*Exercise brief*: Reproduce each of the rows below word for word, from first to last.

*Data shown*:
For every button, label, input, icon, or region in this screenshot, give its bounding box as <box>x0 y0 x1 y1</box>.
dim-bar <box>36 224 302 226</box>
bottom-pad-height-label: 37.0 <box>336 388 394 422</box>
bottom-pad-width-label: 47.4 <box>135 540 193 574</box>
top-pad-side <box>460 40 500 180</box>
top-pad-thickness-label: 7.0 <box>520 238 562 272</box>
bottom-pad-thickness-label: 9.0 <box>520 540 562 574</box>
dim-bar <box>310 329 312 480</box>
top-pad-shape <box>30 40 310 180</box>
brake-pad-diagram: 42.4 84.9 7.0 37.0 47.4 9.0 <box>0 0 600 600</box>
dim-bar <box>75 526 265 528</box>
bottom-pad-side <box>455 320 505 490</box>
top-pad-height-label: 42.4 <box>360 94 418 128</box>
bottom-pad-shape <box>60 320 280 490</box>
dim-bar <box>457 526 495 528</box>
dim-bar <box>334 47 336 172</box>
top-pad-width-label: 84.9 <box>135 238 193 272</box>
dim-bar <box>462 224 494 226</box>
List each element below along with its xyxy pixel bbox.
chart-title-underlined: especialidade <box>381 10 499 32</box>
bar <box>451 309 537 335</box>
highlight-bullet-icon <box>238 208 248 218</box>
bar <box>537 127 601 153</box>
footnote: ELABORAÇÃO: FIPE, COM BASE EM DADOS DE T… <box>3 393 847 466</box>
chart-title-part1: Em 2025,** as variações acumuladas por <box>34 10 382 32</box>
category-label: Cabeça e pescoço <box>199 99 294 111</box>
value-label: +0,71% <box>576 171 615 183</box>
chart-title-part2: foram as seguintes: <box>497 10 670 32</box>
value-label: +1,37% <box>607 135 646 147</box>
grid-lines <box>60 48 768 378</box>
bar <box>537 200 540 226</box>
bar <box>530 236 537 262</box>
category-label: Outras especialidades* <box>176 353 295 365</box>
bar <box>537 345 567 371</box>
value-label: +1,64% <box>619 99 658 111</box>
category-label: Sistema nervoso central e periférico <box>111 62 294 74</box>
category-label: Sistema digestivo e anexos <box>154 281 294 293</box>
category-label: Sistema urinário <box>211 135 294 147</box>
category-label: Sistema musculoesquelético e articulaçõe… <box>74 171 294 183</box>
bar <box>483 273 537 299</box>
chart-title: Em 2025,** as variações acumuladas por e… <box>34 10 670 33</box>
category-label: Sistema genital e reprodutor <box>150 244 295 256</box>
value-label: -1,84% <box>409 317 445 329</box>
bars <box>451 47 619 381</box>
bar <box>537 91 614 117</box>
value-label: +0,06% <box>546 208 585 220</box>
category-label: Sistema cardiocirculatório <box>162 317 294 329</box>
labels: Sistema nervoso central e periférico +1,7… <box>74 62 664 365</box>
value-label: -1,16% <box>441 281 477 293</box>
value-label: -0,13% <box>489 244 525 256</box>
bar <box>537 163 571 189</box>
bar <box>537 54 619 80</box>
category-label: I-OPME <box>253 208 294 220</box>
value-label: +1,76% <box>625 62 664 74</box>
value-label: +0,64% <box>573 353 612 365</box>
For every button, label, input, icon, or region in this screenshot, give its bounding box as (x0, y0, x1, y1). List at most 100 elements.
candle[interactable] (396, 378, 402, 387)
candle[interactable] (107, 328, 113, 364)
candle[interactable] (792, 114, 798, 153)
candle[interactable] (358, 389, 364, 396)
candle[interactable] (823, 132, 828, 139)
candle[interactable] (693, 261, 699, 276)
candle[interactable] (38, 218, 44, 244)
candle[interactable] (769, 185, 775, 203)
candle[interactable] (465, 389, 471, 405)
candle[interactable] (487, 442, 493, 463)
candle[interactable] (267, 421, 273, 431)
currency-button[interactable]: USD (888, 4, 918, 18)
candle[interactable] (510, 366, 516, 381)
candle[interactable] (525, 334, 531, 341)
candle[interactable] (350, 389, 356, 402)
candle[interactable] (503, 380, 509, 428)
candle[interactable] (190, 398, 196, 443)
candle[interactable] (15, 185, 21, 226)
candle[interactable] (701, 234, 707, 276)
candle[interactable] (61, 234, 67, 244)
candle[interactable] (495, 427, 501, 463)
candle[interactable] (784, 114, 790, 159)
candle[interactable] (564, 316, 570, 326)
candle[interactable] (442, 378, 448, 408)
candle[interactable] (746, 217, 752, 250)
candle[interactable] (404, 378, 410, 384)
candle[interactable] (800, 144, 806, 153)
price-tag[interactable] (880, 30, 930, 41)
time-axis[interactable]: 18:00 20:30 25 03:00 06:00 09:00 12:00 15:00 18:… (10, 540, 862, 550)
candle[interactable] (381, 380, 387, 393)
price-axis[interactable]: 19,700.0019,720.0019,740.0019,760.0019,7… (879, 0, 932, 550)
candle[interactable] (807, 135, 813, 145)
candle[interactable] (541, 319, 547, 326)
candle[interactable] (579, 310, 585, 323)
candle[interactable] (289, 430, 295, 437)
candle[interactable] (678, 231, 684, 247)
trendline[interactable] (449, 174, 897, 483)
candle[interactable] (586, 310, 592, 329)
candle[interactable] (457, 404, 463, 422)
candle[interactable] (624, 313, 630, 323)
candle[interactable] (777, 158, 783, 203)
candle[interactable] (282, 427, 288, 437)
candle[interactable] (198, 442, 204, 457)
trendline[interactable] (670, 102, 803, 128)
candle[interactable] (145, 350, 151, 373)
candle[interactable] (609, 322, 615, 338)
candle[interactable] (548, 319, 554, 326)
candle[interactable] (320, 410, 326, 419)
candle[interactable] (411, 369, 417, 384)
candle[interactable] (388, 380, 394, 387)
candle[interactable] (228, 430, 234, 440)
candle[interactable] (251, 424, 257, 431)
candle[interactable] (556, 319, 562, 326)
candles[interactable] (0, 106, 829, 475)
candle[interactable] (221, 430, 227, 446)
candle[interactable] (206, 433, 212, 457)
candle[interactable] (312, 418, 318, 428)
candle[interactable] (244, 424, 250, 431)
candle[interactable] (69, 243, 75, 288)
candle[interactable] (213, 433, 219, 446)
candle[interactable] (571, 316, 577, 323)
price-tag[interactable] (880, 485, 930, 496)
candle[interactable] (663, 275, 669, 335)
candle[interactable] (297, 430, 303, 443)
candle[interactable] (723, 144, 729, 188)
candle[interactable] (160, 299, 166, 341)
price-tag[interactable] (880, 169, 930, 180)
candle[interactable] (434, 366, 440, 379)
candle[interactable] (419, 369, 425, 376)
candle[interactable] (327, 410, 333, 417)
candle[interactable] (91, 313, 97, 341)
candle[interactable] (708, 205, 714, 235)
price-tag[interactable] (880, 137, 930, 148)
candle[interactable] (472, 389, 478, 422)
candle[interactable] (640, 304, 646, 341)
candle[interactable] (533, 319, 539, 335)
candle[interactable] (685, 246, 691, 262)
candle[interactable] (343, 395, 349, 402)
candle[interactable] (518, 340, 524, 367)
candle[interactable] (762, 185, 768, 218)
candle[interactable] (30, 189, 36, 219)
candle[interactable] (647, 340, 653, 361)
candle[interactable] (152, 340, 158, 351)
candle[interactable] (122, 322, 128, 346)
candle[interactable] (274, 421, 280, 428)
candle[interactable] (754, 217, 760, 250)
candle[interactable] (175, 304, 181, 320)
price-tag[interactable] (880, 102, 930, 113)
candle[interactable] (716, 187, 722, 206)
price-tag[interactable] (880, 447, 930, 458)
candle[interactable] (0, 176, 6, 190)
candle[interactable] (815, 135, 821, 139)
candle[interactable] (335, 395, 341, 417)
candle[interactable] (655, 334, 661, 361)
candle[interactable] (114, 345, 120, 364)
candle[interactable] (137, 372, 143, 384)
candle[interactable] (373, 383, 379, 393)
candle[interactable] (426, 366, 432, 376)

*Finished task*:
For every button, label, input, icon, or region in this screenshot, give its bounding box as <box>x0 y0 x1 y1</box>.
dim-bar <box>36 224 302 226</box>
bottom-pad-height-label: 37.0 <box>336 388 394 422</box>
bottom-pad-width-label: 47.4 <box>135 540 193 574</box>
top-pad-side <box>460 40 500 180</box>
top-pad-thickness-label: 7.0 <box>520 238 562 272</box>
bottom-pad-thickness-label: 9.0 <box>520 540 562 574</box>
dim-bar <box>310 329 312 480</box>
top-pad-shape <box>30 40 310 180</box>
brake-pad-diagram: 42.4 84.9 7.0 37.0 47.4 9.0 <box>0 0 600 600</box>
dim-bar <box>75 526 265 528</box>
bottom-pad-side <box>455 320 505 490</box>
top-pad-height-label: 42.4 <box>360 94 418 128</box>
bottom-pad-shape <box>60 320 280 490</box>
dim-bar <box>457 526 495 528</box>
dim-bar <box>334 47 336 172</box>
top-pad-width-label: 84.9 <box>135 238 193 272</box>
dim-bar <box>462 224 494 226</box>
List each element below along with its xyxy pixel bbox.
chart-title-underlined: especialidade <box>381 10 499 32</box>
bar <box>451 309 537 335</box>
highlight-bullet-icon <box>238 208 248 218</box>
bar <box>537 127 601 153</box>
footnote: ELABORAÇÃO: FIPE, COM BASE EM DADOS DE T… <box>3 393 847 466</box>
chart-title-part1: Em 2025,** as variações acumuladas por <box>34 10 382 32</box>
category-label: Cabeça e pescoço <box>199 99 294 111</box>
value-label: +0,71% <box>576 171 615 183</box>
chart-title-part2: foram as seguintes: <box>497 10 670 32</box>
value-label: +1,37% <box>607 135 646 147</box>
grid-lines <box>60 48 768 378</box>
bar <box>537 200 540 226</box>
bar <box>530 236 537 262</box>
category-label: Outras especialidades* <box>176 353 295 365</box>
bar <box>537 345 567 371</box>
value-label: +1,64% <box>619 99 658 111</box>
category-label: Sistema nervoso central e periférico <box>111 62 294 74</box>
category-label: Sistema digestivo e anexos <box>154 281 294 293</box>
category-label: Sistema urinário <box>211 135 294 147</box>
category-label: Sistema musculoesquelético e articulaçõe… <box>74 171 294 183</box>
bar <box>483 273 537 299</box>
chart-title: Em 2025,** as variações acumuladas por e… <box>34 10 670 33</box>
category-label: Sistema genital e reprodutor <box>150 244 295 256</box>
value-label: -1,84% <box>409 317 445 329</box>
bars <box>451 47 619 381</box>
bar <box>537 91 614 117</box>
value-label: +0,06% <box>546 208 585 220</box>
category-label: Sistema cardiocirculatório <box>162 317 294 329</box>
labels: Sistema nervoso central e periférico +1,7… <box>74 62 664 365</box>
value-label: -1,16% <box>441 281 477 293</box>
value-label: -0,13% <box>489 244 525 256</box>
bar <box>537 163 571 189</box>
bar <box>537 54 619 80</box>
category-label: I-OPME <box>253 208 294 220</box>
value-label: +1,76% <box>625 62 664 74</box>
value-label: +0,64% <box>573 353 612 365</box>
For every button, label, input, icon, or region in this screenshot, give its bounding box as (x0, y0, x1, y1). List at most 100 elements.
candle[interactable] (396, 378, 402, 387)
candle[interactable] (107, 328, 113, 364)
candle[interactable] (792, 114, 798, 153)
candle[interactable] (358, 389, 364, 396)
candle[interactable] (823, 132, 828, 139)
candle[interactable] (693, 261, 699, 276)
candle[interactable] (38, 218, 44, 244)
candle[interactable] (769, 185, 775, 203)
candle[interactable] (465, 389, 471, 405)
candle[interactable] (487, 442, 493, 463)
candle[interactable] (267, 421, 273, 431)
currency-button[interactable]: USD (888, 4, 918, 18)
candle[interactable] (510, 366, 516, 381)
candle[interactable] (525, 334, 531, 341)
candle[interactable] (350, 389, 356, 402)
candle[interactable] (503, 380, 509, 428)
candle[interactable] (190, 398, 196, 443)
candle[interactable] (15, 185, 21, 226)
candle[interactable] (701, 234, 707, 276)
candle[interactable] (61, 234, 67, 244)
candle[interactable] (495, 427, 501, 463)
candle[interactable] (784, 114, 790, 159)
candle[interactable] (564, 316, 570, 326)
candle[interactable] (442, 378, 448, 408)
candle[interactable] (746, 217, 752, 250)
candle[interactable] (404, 378, 410, 384)
candle[interactable] (800, 144, 806, 153)
price-tag[interactable] (880, 30, 930, 41)
time-axis[interactable]: 18:00 20:30 25 03:00 06:00 09:00 12:00 15:00 18:… (10, 540, 862, 550)
candle[interactable] (381, 380, 387, 393)
price-axis[interactable]: 19,700.0019,720.0019,740.0019,760.0019,7… (879, 0, 932, 550)
candle[interactable] (807, 135, 813, 145)
candle[interactable] (541, 319, 547, 326)
candle[interactable] (579, 310, 585, 323)
candle[interactable] (289, 430, 295, 437)
candle[interactable] (678, 231, 684, 247)
trendline[interactable] (449, 174, 897, 483)
candle[interactable] (586, 310, 592, 329)
candle[interactable] (457, 404, 463, 422)
candle[interactable] (624, 313, 630, 323)
candle[interactable] (777, 158, 783, 203)
candle[interactable] (282, 427, 288, 437)
candle[interactable] (198, 442, 204, 457)
trendline[interactable] (670, 102, 803, 128)
candle[interactable] (145, 350, 151, 373)
candle[interactable] (609, 322, 615, 338)
candle[interactable] (548, 319, 554, 326)
candle[interactable] (320, 410, 326, 419)
candle[interactable] (411, 369, 417, 384)
candle[interactable] (388, 380, 394, 387)
candle[interactable] (228, 430, 234, 440)
candle[interactable] (251, 424, 257, 431)
candle[interactable] (556, 319, 562, 326)
candles[interactable] (0, 106, 829, 475)
candle[interactable] (221, 430, 227, 446)
candle[interactable] (206, 433, 212, 457)
candle[interactable] (312, 418, 318, 428)
candle[interactable] (244, 424, 250, 431)
candle[interactable] (69, 243, 75, 288)
candle[interactable] (213, 433, 219, 446)
candle[interactable] (571, 316, 577, 323)
price-tag[interactable] (880, 485, 930, 496)
candle[interactable] (663, 275, 669, 335)
candle[interactable] (297, 430, 303, 443)
candle[interactable] (723, 144, 729, 188)
candle[interactable] (160, 299, 166, 341)
price-tag[interactable] (880, 169, 930, 180)
candle[interactable] (434, 366, 440, 379)
candle[interactable] (419, 369, 425, 376)
candle[interactable] (327, 410, 333, 417)
candle[interactable] (91, 313, 97, 341)
candle[interactable] (708, 205, 714, 235)
price-tag[interactable] (880, 137, 930, 148)
candle[interactable] (472, 389, 478, 422)
candle[interactable] (640, 304, 646, 341)
candle[interactable] (533, 319, 539, 335)
candle[interactable] (685, 246, 691, 262)
candle[interactable] (343, 395, 349, 402)
candle[interactable] (518, 340, 524, 367)
candle[interactable] (762, 185, 768, 218)
candle[interactable] (30, 189, 36, 219)
candle[interactable] (647, 340, 653, 361)
candle[interactable] (152, 340, 158, 351)
candle[interactable] (122, 322, 128, 346)
candle[interactable] (274, 421, 280, 428)
candle[interactable] (754, 217, 760, 250)
candle[interactable] (175, 304, 181, 320)
price-tag[interactable] (880, 102, 930, 113)
candle[interactable] (716, 187, 722, 206)
price-tag[interactable] (880, 447, 930, 458)
candle[interactable] (0, 176, 6, 190)
candle[interactable] (815, 135, 821, 139)
candle[interactable] (335, 395, 341, 417)
candle[interactable] (655, 334, 661, 361)
candle[interactable] (114, 345, 120, 364)
candle[interactable] (137, 372, 143, 384)
candle[interactable] (373, 383, 379, 393)
candle[interactable] (426, 366, 432, 376)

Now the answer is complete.